• **Provided material**:
────────────────────────────────────────
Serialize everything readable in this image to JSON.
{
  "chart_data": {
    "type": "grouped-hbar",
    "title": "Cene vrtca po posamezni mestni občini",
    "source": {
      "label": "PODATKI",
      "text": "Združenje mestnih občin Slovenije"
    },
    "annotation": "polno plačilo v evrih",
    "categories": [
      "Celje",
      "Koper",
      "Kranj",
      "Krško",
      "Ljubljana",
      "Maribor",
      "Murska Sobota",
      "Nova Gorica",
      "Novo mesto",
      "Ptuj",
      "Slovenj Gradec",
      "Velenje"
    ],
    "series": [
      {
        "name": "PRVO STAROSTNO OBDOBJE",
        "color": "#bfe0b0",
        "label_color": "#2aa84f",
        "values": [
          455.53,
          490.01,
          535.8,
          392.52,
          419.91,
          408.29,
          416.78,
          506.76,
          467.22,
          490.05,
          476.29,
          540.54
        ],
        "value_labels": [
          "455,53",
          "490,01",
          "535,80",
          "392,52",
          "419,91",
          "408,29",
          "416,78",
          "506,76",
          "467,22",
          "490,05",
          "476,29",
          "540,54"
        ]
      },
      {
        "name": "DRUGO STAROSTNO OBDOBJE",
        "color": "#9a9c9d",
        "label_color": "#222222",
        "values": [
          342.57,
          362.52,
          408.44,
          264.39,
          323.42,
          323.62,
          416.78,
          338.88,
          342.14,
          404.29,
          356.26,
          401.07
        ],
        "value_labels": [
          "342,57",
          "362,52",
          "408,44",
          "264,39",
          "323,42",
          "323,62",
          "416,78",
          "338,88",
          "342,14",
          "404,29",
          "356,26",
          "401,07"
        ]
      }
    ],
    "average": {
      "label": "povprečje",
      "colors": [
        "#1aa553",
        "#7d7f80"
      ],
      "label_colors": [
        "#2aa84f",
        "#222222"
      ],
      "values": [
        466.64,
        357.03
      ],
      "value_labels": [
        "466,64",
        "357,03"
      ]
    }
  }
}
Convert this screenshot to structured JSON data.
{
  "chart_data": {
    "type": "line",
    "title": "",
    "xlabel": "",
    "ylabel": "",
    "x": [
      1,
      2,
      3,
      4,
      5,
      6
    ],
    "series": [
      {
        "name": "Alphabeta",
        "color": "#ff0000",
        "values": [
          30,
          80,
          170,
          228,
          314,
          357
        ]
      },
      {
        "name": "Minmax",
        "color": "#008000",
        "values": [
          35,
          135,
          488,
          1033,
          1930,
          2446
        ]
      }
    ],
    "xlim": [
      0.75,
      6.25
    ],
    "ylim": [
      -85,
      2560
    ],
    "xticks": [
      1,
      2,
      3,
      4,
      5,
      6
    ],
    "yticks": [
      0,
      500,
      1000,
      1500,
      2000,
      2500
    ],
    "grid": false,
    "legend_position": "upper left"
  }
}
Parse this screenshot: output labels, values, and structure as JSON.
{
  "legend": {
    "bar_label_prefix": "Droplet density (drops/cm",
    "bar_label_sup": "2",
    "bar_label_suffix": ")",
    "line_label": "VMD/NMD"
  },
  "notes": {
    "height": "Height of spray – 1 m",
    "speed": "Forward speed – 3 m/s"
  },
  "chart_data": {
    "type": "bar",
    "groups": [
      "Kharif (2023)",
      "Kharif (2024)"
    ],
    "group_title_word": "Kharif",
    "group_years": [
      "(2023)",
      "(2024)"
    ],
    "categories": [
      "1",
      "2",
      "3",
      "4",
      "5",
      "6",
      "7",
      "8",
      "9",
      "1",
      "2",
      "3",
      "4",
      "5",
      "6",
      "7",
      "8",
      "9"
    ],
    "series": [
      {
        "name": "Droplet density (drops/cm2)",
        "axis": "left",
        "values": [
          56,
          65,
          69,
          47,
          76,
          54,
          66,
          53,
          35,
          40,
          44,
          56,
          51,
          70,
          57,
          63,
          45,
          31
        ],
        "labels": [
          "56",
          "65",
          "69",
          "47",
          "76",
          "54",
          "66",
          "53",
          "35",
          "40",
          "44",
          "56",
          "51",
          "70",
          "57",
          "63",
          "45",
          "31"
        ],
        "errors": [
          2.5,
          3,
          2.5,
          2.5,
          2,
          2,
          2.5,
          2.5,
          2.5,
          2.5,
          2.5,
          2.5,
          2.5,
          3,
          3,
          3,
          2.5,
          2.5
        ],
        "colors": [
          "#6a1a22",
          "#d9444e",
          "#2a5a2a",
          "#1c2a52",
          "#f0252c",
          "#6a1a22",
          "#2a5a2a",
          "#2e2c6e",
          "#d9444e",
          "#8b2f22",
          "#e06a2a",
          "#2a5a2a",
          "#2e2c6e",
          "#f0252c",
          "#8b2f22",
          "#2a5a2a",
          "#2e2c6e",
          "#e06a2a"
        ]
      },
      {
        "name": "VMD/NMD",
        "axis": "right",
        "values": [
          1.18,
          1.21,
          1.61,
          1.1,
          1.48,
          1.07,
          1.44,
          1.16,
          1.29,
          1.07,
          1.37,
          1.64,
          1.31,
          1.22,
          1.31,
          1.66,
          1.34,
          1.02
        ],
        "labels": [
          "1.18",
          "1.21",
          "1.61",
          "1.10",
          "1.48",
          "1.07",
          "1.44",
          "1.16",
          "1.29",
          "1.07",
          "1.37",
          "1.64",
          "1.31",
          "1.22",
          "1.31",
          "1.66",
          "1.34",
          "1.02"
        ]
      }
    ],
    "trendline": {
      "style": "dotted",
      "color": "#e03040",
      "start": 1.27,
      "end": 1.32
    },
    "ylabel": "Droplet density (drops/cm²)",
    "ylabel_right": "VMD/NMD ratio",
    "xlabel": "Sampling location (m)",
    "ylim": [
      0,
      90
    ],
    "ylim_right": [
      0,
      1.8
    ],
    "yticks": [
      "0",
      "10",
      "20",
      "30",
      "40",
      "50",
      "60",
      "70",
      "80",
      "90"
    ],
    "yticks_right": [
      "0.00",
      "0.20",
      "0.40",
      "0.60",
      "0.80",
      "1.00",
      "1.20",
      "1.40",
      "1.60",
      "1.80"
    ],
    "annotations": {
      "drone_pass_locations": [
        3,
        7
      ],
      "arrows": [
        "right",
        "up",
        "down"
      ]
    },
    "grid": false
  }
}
────────────────────────────────────────
• **Exercise aim**:
Copy out all of the lines above exactly.

• **Response to the exercise**:
Serialize everything readable in this image to JSON.
{
  "chart_data": {
    "type": "grouped-hbar",
    "title": "Cene vrtca po posamezni mestni občini",
    "source": {
      "label": "PODATKI",
      "text": "Združenje mestnih občin Slovenije"
    },
    "annotation": "polno plačilo v evrih",
    "categories": [
      "Celje",
      "Koper",
      "Kranj",
      "Krško",
      "Ljubljana",
      "Maribor",
      "Murska Sobota",
      "Nova Gorica",
      "Novo mesto",
      "Ptuj",
      "Slovenj Gradec",
      "Velenje"
    ],
    "series": [
      {
        "name": "PRVO STAROSTNO OBDOBJE",
        "color": "#bfe0b0",
        "label_color": "#2aa84f",
        "values": [
          455.53,
          490.01,
          535.8,
          392.52,
          419.91,
          408.29,
          416.78,
          506.76,
          467.22,
          490.05,
          476.29,
          540.54
        ],
        "value_labels": [
          "455,53",
          "490,01",
          "535,80",
          "392,52",
          "419,91",
          "408,29",
          "416,78",
          "506,76",
          "467,22",
          "490,05",
          "476,29",
          "540,54"
        ]
      },
      {
        "name": "DRUGO STAROSTNO OBDOBJE",
        "color": "#9a9c9d",
        "label_color": "#222222",
        "values": [
          342.57,
          362.52,
          408.44,
          264.39,
          323.42,
          323.62,
          416.78,
          338.88,
          342.14,
          404.29,
          356.26,
          401.07
        ],
        "value_labels": [
          "342,57",
          "362,52",
          "408,44",
          "264,39",
          "323,42",
          "323,62",
          "416,78",
          "338,88",
          "342,14",
          "404,29",
          "356,26",
          "401,07"
        ]
      }
    ],
    "average": {
      "label": "povprečje",
      "colors": [
        "#1aa553",
        "#7d7f80"
      ],
      "label_colors": [
        "#2aa84f",
        "#222222"
      ],
      "values": [
        466.64,
        357.03
      ],
      "value_labels": [
        "466,64",
        "357,03"
      ]
    }
  }
}
Convert this screenshot to structured JSON data.
{
  "chart_data": {
    "type": "line",
    "title": "",
    "xlabel": "",
    "ylabel": "",
    "x": [
      1,
      2,
      3,
      4,
      5,
      6
    ],
    "series": [
      {
        "name": "Alphabeta",
        "color": "#ff0000",
        "values": [
          30,
          80,
          170,
          228,
          314,
          357
        ]
      },
      {
        "name": "Minmax",
        "color": "#008000",
        "values": [
          35,
          135,
          488,
          1033,
          1930,
          2446
        ]
      }
    ],
    "xlim": [
      0.75,
      6.25
    ],
    "ylim": [
      -85,
      2560
    ],
    "xticks": [
      1,
      2,
      3,
      4,
      5,
      6
    ],
    "yticks": [
      0,
      500,
      1000,
      1500,
      2000,
      2500
    ],
    "grid": false,
    "legend_position": "upper left"
  }
}
Parse this screenshot: output labels, values, and structure as JSON.
{
  "legend": {
    "bar_label_prefix": "Droplet density (drops/cm",
    "bar_label_sup": "2",
    "bar_label_suffix": ")",
    "line_label": "VMD/NMD"
  },
  "notes": {
    "height": "Height of spray – 1 m",
    "speed": "Forward speed – 3 m/s"
  },
  "chart_data": {
    "type": "bar",
    "groups": [
      "Kharif (2023)",
      "Kharif (2024)"
    ],
    "group_title_word": "Kharif",
    "group_years": [
      "(2023)",
      "(2024)"
    ],
    "categories": [
      "1",
      "2",
      "3",
      "4",
      "5",
      "6",
      "7",
      "8",
      "9",
      "1",
      "2",
      "3",
      "4",
      "5",
      "6",
      "7",
      "8",
      "9"
    ],
    "series": [
      {
        "name": "Droplet density (drops/cm2)",
        "axis": "left",
        "values": [
          56,
          65,
          69,
          47,
          76,
          54,
          66,
          53,
          35,
          40,
          44,
          56,
          51,
          70,
          57,
          63,
          45,
          31
        ],
        "labels": [
          "56",
          "65",
          "69",
          "47",
          "76",
          "54",
          "66",
          "53",
          "35",
          "40",
          "44",
          "56",
          "51",
          "70",
          "57",
          "63",
          "45",
          "31"
        ],
        "errors": [
          2.5,
          3,
          2.5,
          2.5,
          2,
          2,
          2.5,
          2.5,
          2.5,
          2.5,
          2.5,
          2.5,
          2.5,
          3,
          3,
          3,
          2.5,
          2.5
        ],
        "colors": [
          "#6a1a22",
          "#d9444e",
          "#2a5a2a",
          "#1c2a52",
          "#f0252c",
          "#6a1a22",
          "#2a5a2a",
          "#2e2c6e",
          "#d9444e",
          "#8b2f22",
          "#e06a2a",
          "#2a5a2a",
          "#2e2c6e",
          "#f0252c",
          "#8b2f22",
          "#2a5a2a",
          "#2e2c6e",
          "#e06a2a"
        ]
      },
      {
        "name": "VMD/NMD",
        "axis": "right",
        "values": [
          1.18,
          1.21,
          1.61,
          1.1,
          1.48,
          1.07,
          1.44,
          1.16,
          1.29,
          1.07,
          1.37,
          1.64,
          1.31,
          1.22,
          1.31,
          1.66,
          1.34,
          1.02
        ],
        "labels": [
          "1.18",
          "1.21",
          "1.61",
          "1.10",
          "1.48",
          "1.07",
          "1.44",
          "1.16",
          "1.29",
          "1.07",
          "1.37",
          "1.64",
          "1.31",
          "1.22",
          "1.31",
          "1.66",
          "1.34",
          "1.02"
        ]
      }
    ],
    "trendline": {
      "style": "dotted",
      "color": "#e03040",
      "start": 1.27,
      "end": 1.32
    },
    "ylabel": "Droplet density (drops/cm²)",
    "ylabel_right": "VMD/NMD ratio",
    "xlabel": "Sampling location (m)",
    "ylim": [
      0,
      90
    ],
    "ylim_right": [
      0,
      1.8
    ],
    "yticks": [
      "0",
      "10",
      "20",
      "30",
      "40",
      "50",
      "60",
      "70",
      "80",
      "90"
    ],
    "yticks_right": [
      "0.00",
      "0.20",
      "0.40",
      "0.60",
      "0.80",
      "1.00",
      "1.20",
      "1.40",
      "1.60",
      "1.80"
    ],
    "annotations": {
      "drone_pass_locations": [
        3,
        7
      ],
      "arrows": [
        "right",
        "up",
        "down"
      ]
    },
    "grid": false
  }
}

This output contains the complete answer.